====== PROVIDED INFORMATION ======

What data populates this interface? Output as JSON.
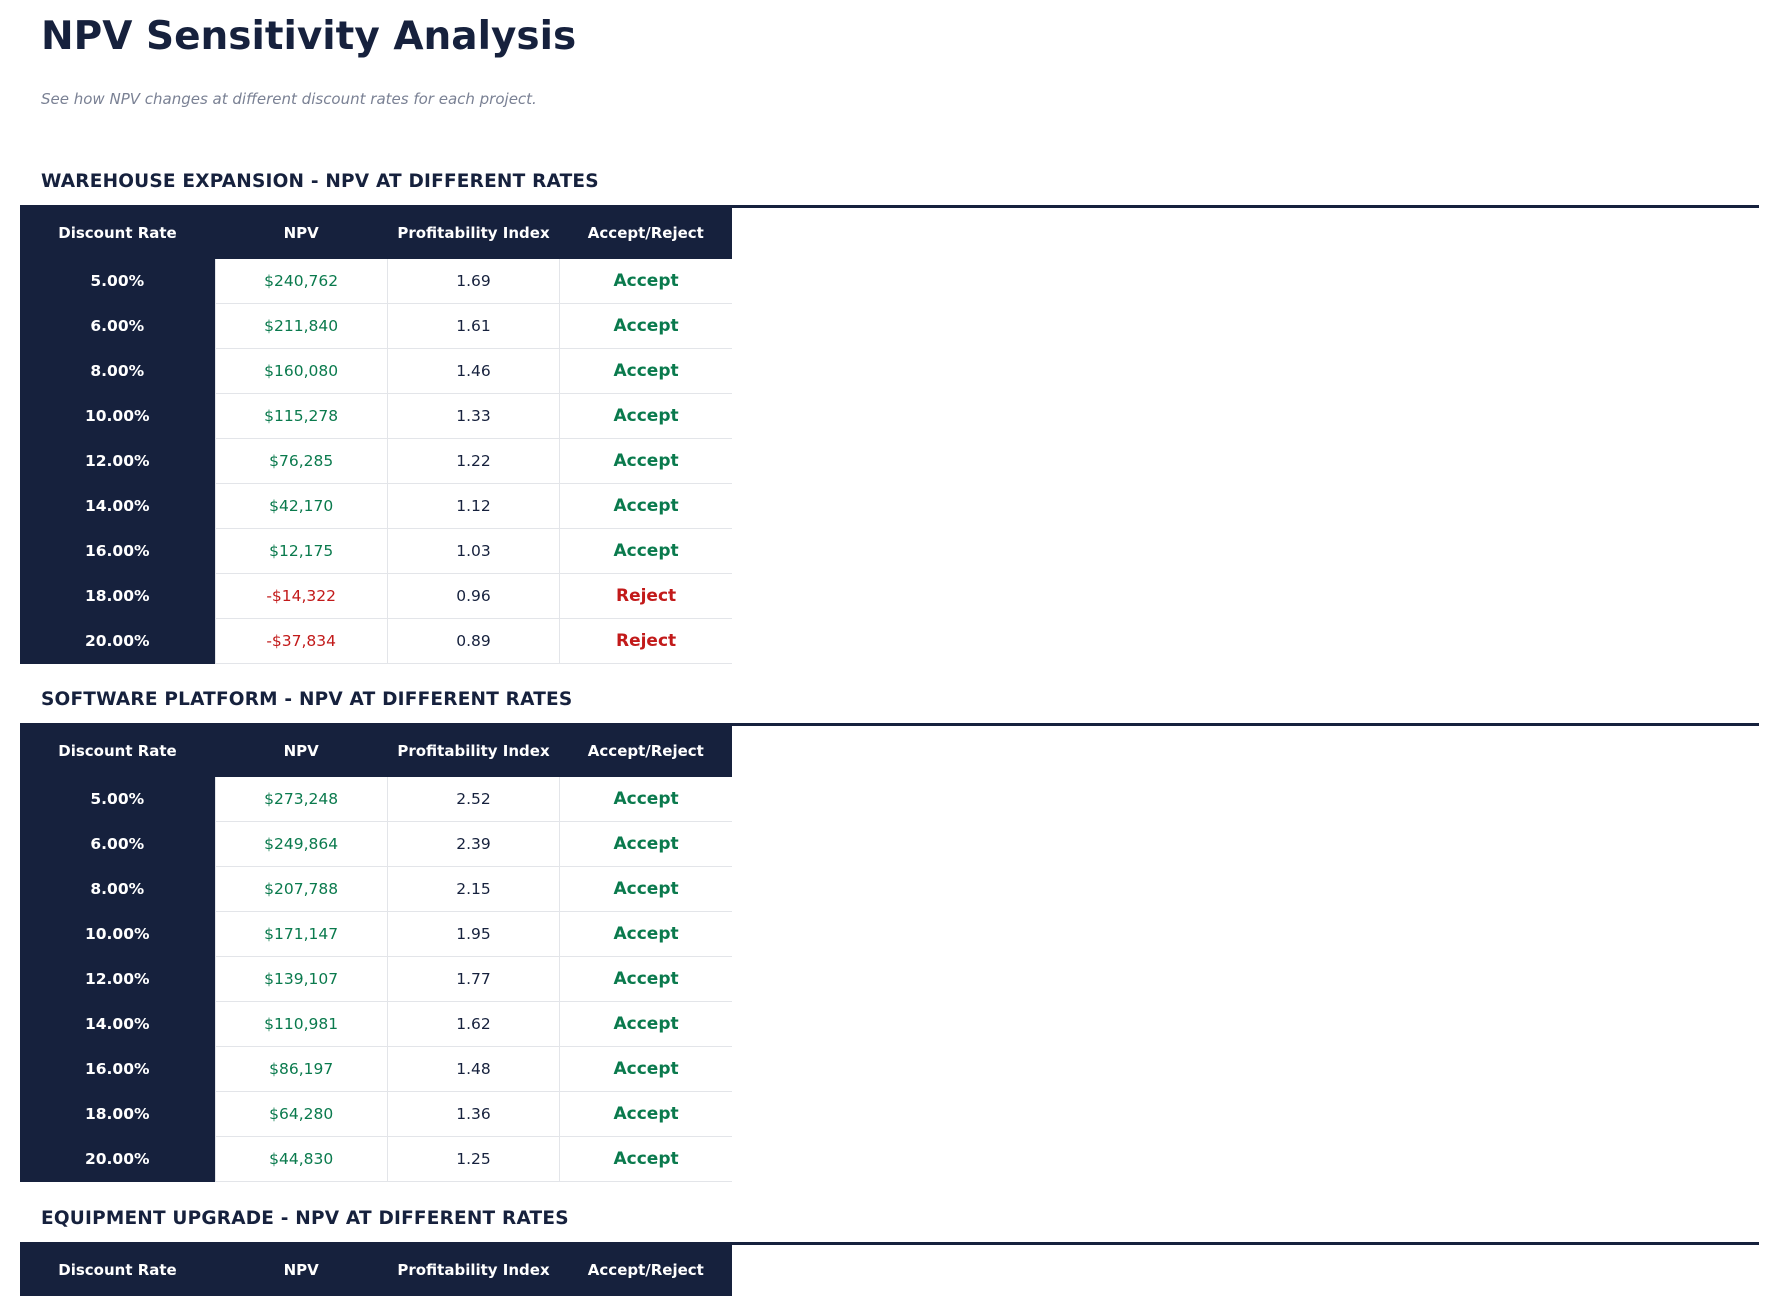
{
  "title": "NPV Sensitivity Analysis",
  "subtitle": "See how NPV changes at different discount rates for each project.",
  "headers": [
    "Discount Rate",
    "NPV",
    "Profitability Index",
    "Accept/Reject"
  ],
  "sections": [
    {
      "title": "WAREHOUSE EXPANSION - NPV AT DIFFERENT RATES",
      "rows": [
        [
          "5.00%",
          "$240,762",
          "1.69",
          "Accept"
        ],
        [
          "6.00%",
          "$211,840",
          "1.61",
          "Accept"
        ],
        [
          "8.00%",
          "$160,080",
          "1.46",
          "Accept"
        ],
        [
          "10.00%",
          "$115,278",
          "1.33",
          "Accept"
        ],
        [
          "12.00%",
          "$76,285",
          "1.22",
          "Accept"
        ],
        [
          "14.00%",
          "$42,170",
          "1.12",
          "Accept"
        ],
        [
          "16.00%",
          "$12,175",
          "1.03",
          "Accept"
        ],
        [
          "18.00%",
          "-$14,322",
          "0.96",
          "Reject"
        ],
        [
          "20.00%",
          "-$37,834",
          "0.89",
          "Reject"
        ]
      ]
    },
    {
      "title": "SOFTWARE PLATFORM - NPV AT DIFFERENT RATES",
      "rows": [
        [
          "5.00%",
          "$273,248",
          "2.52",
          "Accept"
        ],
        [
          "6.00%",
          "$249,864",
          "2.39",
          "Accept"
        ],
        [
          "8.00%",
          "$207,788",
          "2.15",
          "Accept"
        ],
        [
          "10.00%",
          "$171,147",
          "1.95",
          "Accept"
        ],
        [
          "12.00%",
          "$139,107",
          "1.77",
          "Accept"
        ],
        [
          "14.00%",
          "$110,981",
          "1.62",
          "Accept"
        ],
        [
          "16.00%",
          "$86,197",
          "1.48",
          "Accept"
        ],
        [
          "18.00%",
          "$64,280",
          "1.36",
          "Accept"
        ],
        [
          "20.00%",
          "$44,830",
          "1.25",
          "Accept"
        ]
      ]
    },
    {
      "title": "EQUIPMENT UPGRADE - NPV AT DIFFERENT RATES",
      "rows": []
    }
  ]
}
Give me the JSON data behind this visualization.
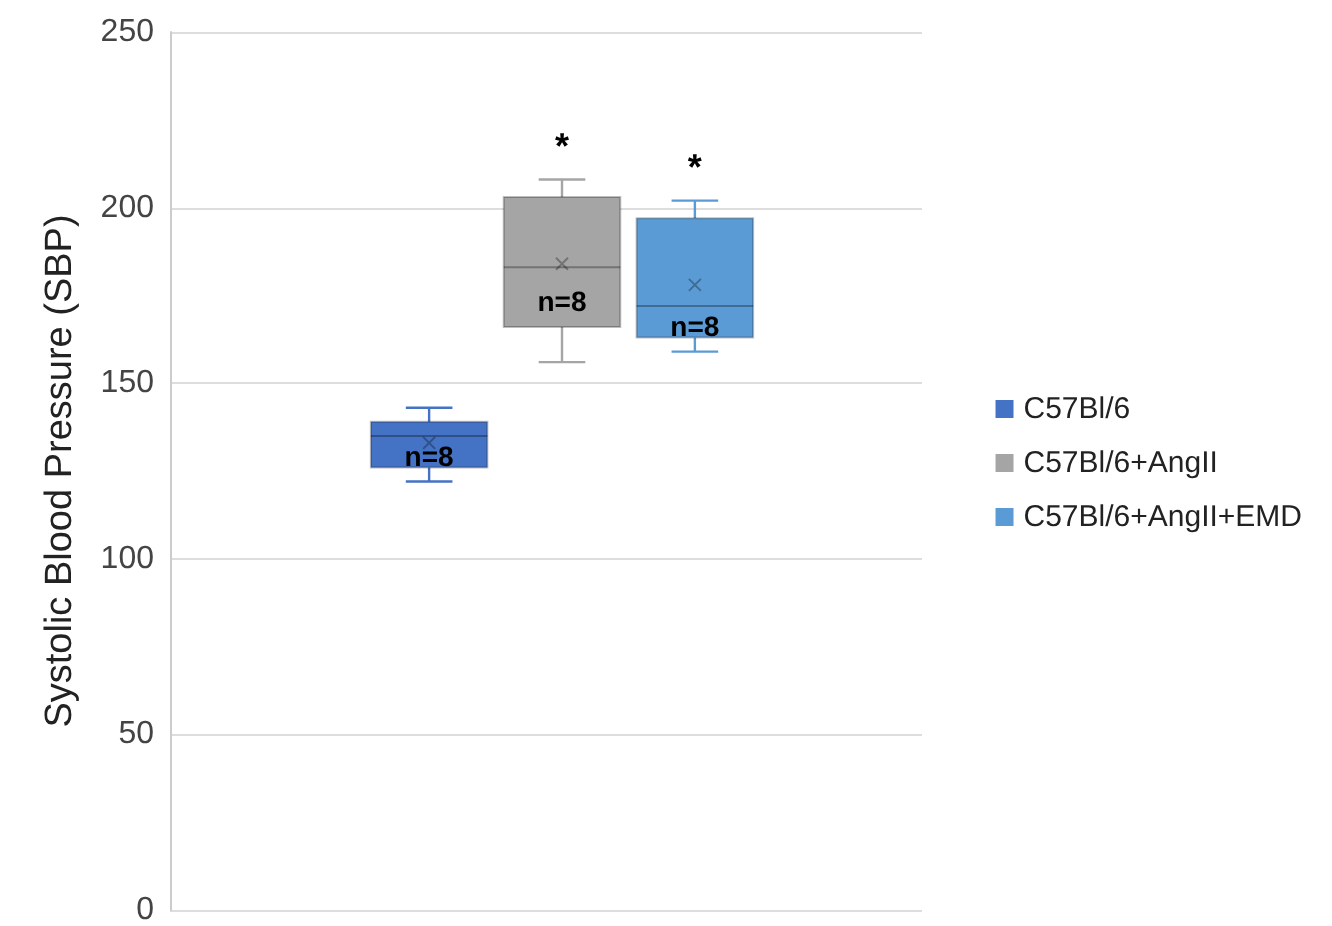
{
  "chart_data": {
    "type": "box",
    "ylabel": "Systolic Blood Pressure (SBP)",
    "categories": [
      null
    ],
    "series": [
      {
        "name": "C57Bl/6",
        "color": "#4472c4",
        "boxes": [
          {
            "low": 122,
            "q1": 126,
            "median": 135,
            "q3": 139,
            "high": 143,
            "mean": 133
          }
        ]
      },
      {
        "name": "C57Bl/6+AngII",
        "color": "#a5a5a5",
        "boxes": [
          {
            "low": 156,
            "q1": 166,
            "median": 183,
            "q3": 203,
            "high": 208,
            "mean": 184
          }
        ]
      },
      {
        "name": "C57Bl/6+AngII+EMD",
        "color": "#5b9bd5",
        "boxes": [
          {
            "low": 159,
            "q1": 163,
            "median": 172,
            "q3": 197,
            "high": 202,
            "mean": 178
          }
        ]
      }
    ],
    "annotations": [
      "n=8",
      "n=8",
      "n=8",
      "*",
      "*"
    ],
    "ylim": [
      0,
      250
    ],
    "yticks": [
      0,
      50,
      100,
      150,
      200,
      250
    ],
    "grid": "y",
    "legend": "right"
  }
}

======
====== PROVIDED INFORMATION ======

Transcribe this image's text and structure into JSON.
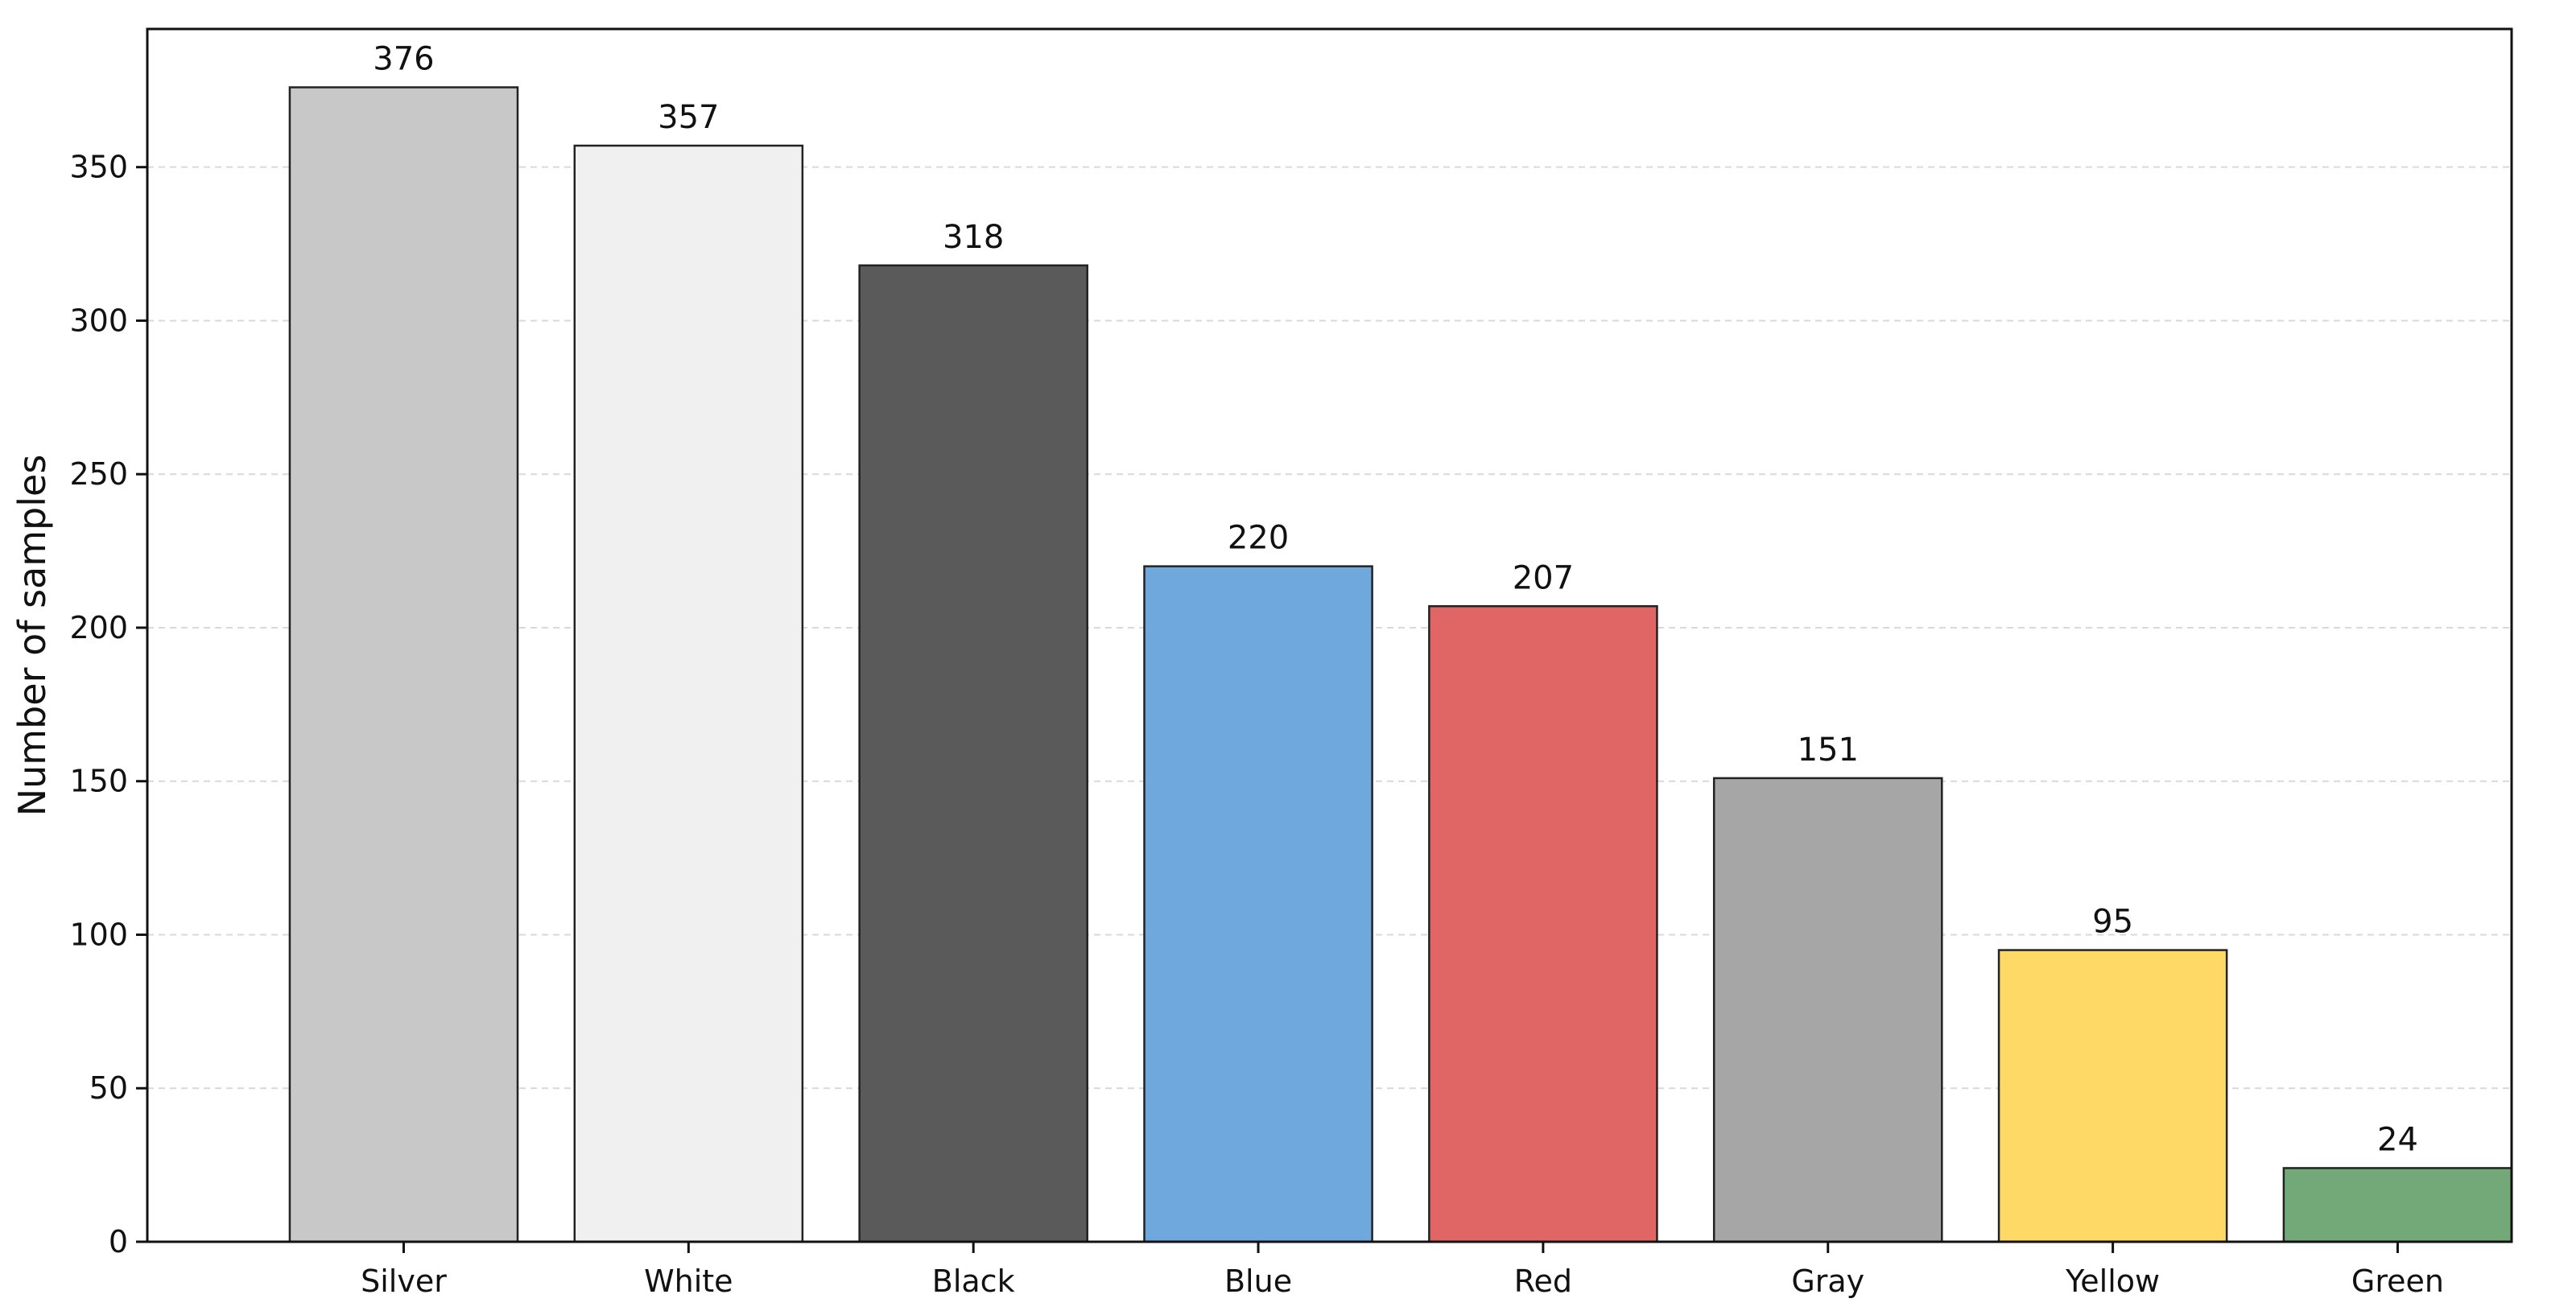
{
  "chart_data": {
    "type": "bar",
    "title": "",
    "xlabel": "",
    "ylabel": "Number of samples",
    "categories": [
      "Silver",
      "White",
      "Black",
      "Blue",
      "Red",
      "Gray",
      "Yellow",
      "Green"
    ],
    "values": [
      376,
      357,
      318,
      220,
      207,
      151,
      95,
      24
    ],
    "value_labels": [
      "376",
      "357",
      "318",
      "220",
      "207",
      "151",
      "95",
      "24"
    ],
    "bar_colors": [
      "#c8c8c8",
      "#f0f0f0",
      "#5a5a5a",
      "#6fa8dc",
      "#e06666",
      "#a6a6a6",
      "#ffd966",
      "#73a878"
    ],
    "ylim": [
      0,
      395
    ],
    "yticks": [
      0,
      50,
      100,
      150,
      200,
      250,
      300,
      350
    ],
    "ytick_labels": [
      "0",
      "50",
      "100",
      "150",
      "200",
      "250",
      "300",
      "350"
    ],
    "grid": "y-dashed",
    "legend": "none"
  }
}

======

WRITTEN EXERCISE
Ascertain the number of lines in the entries that include the word "AngII", and report only that number.

ANSWER TO THIS PROBLEM
2